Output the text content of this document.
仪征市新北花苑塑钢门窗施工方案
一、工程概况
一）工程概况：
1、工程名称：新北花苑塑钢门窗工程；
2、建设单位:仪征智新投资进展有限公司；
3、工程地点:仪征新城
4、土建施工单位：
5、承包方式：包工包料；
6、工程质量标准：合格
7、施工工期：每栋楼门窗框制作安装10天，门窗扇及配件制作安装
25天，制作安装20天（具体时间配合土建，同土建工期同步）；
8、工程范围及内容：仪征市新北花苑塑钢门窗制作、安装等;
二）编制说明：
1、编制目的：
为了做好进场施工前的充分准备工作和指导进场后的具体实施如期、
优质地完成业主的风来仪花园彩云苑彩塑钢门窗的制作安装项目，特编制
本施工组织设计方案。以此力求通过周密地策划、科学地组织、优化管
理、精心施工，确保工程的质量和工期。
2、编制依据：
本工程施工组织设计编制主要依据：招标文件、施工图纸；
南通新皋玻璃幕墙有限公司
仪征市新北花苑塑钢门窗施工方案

Objective:
Reproduce the listing above verbatim, from first line to last.

Worked answer:
Output the text content of this document.
仪征市新北花苑塑钢门窗施工方案
一、工程概况
一）工程概况：
1、工程名称：新北花苑塑钢门窗工程；
2、建设单位:仪征智新投资进展有限公司；
3、工程地点:仪征新城
4、土建施工单位：
5、承包方式：包工包料；
6、工程质量标准：合格
7、施工工期：每栋楼门窗框制作安装10天，门窗扇及配件制作安装
25天，制作安装20天（具体时间配合土建，同土建工期同步）；
8、工程范围及内容：仪征市新北花苑塑钢门窗制作、安装等;
二）编制说明：
1、编制目的：
为了做好进场施工前的充分准备工作和指导进场后的具体实施如期、
优质地完成业主的风来仪花园彩云苑彩塑钢门窗的制作安装项目，特编制
本施工组织设计方案。以此力求通过周密地策划、科学地组织、优化管
理、精心施工，确保工程的质量和工期。
2、编制依据：
本工程施工组织设计编制主要依据：招标文件、施工图纸；
南通新皋玻璃幕墙有限公司
仪征市新北花苑塑钢门窗施工方案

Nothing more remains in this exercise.